__Exercise brief__: Which lines contain the string "Followed"? Please list every one of them.

Stored records
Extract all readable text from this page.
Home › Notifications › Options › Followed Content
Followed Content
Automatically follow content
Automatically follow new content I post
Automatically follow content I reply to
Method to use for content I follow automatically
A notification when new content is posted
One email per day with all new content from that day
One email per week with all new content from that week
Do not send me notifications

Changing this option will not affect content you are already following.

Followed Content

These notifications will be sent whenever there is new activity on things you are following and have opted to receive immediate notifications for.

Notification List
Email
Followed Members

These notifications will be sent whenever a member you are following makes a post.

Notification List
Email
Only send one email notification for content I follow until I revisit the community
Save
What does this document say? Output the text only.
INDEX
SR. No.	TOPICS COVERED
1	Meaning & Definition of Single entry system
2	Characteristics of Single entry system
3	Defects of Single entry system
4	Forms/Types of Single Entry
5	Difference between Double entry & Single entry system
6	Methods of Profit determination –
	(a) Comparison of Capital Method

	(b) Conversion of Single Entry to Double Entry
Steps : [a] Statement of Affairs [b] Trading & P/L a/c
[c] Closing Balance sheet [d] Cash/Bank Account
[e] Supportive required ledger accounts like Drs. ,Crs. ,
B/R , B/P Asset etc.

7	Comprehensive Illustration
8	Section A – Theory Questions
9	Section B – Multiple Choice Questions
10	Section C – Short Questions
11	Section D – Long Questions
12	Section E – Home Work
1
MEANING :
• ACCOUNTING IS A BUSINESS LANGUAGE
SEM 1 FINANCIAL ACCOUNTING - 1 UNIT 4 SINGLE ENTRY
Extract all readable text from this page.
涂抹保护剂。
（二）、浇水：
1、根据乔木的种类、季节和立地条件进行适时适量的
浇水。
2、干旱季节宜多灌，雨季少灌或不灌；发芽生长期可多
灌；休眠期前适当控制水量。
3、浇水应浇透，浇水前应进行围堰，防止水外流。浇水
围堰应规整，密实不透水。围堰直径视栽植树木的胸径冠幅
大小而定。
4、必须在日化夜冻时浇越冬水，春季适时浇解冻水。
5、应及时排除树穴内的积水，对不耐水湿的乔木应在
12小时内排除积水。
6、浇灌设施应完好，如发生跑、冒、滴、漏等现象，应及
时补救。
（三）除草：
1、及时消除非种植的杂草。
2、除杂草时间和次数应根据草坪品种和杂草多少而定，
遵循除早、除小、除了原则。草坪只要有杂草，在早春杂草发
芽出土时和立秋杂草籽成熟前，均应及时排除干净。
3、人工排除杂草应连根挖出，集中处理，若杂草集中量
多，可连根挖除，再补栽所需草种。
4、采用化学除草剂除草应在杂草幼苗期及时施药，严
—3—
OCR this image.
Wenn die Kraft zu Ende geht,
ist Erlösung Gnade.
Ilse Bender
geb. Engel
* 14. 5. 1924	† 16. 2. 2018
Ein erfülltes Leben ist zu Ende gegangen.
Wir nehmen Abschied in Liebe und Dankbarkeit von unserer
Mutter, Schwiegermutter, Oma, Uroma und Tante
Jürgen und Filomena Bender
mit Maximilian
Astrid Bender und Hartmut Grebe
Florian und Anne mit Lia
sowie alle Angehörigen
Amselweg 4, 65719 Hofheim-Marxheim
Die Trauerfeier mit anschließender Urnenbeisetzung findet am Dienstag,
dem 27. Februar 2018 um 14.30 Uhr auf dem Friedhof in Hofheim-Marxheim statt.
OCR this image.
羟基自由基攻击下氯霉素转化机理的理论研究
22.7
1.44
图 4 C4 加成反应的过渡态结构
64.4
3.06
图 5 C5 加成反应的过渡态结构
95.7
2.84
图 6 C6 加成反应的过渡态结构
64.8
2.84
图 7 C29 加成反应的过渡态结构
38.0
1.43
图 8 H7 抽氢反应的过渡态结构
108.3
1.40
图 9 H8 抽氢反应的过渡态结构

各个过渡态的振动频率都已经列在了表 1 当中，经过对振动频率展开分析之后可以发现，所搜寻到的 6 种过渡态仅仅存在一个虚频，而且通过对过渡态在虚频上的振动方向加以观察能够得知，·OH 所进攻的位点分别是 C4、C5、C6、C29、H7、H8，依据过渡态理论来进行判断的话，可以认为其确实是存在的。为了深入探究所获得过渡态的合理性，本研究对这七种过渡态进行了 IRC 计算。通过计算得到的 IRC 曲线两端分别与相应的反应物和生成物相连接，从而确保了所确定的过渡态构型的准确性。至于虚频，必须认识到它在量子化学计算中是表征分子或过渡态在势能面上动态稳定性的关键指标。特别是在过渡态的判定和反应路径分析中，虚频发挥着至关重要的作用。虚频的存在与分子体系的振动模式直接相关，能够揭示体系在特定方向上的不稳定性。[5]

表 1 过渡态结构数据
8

__Full output__:
Home › Notifications › Options › Followed Content
Followed Content
Followed Content
Followed Members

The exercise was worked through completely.